Prompt: From the entries below, copy every line holding the word "name".

Begin Data section

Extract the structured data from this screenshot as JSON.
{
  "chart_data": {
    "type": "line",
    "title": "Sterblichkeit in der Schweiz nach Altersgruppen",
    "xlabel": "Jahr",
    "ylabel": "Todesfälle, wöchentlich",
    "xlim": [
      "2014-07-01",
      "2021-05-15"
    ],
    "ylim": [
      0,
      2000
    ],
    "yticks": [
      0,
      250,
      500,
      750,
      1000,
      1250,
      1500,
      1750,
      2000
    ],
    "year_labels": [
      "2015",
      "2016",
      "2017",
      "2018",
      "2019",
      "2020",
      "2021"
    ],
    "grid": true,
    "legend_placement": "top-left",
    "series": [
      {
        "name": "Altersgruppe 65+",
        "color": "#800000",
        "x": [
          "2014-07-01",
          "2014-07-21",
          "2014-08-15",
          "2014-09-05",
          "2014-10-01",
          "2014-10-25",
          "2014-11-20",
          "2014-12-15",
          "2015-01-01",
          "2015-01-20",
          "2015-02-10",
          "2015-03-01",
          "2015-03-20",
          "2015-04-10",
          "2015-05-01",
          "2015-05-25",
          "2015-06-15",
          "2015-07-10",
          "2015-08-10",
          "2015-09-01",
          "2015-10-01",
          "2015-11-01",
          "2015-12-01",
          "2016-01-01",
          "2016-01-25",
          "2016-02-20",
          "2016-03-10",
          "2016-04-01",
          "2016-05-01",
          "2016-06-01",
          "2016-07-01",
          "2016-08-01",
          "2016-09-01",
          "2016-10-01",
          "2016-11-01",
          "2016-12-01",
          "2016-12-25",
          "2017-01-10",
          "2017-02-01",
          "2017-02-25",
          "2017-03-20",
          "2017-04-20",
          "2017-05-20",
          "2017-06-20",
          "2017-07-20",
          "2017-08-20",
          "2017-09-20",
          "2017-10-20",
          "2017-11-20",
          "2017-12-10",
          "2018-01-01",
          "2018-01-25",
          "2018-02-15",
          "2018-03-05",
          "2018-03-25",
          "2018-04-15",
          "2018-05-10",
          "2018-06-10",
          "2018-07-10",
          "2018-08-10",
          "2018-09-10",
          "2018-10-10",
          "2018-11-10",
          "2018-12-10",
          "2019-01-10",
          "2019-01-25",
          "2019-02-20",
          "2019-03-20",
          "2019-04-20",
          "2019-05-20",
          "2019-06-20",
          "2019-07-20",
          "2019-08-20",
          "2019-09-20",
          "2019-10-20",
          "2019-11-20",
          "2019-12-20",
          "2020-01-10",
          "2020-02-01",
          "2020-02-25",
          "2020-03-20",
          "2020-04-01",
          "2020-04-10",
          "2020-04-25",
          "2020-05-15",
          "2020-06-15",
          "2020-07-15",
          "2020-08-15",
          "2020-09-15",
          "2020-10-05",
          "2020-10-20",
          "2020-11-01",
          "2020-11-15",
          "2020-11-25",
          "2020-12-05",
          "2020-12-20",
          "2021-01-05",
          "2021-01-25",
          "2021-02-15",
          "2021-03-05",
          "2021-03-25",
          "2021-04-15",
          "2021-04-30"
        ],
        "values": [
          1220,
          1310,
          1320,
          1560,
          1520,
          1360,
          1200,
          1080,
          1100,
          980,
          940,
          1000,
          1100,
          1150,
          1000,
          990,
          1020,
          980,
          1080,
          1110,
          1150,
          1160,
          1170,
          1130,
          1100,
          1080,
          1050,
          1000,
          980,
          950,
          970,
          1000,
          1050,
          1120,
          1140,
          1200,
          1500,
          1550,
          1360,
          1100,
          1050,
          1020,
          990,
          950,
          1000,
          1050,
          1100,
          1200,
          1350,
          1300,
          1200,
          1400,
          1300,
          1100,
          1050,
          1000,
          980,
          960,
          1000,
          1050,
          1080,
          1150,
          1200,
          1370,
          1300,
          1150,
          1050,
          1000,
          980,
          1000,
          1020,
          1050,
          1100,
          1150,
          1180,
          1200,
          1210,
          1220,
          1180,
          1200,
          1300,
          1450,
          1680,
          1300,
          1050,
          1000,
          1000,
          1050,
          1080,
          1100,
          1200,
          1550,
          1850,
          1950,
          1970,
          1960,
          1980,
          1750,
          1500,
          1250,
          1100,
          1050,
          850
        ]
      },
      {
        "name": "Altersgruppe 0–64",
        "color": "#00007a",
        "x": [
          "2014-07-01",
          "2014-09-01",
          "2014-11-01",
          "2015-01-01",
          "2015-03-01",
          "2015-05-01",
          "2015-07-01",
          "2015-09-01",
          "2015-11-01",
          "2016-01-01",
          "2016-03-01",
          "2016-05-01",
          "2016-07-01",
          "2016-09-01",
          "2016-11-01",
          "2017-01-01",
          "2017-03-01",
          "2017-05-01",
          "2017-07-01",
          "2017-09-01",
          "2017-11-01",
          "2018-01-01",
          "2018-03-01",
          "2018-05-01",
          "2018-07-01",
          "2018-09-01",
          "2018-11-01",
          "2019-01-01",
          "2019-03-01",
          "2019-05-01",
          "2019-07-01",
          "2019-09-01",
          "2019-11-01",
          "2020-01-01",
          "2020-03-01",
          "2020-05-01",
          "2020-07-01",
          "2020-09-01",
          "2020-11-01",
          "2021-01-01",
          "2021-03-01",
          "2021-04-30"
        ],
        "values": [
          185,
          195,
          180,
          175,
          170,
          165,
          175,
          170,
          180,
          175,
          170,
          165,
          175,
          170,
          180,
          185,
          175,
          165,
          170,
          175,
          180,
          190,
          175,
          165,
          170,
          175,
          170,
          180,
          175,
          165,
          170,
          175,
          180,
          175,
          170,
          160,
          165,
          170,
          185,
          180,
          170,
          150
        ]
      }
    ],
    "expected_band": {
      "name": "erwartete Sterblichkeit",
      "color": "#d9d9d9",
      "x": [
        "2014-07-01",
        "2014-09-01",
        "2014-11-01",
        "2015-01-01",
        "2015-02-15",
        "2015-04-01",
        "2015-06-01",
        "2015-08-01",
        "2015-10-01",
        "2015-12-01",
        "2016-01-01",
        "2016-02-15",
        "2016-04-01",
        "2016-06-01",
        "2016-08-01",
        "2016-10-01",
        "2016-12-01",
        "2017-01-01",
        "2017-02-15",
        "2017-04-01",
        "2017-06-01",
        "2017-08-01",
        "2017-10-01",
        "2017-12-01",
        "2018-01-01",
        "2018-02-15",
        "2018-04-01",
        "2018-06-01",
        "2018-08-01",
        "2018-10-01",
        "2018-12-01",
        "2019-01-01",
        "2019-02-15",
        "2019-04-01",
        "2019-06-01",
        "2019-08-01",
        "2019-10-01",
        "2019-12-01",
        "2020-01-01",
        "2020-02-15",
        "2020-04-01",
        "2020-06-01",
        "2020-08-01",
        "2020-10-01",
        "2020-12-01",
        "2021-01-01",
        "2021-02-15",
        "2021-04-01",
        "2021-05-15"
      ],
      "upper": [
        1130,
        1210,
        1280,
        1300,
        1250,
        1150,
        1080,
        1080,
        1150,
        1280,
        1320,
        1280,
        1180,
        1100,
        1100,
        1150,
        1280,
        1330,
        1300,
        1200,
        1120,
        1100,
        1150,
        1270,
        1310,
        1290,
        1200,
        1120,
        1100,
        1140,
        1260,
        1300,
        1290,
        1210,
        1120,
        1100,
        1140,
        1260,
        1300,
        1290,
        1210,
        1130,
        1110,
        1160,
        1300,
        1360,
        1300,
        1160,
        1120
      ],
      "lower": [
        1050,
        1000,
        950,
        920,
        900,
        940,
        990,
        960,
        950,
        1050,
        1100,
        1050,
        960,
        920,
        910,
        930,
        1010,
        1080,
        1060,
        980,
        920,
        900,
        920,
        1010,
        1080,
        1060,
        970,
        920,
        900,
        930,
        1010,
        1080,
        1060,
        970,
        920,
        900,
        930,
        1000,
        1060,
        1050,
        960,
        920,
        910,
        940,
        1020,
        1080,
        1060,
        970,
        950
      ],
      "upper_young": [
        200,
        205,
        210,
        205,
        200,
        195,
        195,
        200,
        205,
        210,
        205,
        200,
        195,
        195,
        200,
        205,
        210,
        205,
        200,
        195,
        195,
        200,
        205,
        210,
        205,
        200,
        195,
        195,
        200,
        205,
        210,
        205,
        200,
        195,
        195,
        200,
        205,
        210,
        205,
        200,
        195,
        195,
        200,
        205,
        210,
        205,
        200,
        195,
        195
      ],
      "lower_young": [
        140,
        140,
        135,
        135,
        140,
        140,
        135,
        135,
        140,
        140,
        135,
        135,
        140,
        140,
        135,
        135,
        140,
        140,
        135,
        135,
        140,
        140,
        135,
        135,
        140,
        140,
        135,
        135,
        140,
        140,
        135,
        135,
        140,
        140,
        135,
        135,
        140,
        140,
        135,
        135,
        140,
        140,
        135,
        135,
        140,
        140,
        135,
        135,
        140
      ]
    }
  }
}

End Data section

The solution:
        "name": "Altersgruppe 65+",
        "name": "Altersgruppe 0–64",
      "name": "erwartete Sterblichkeit",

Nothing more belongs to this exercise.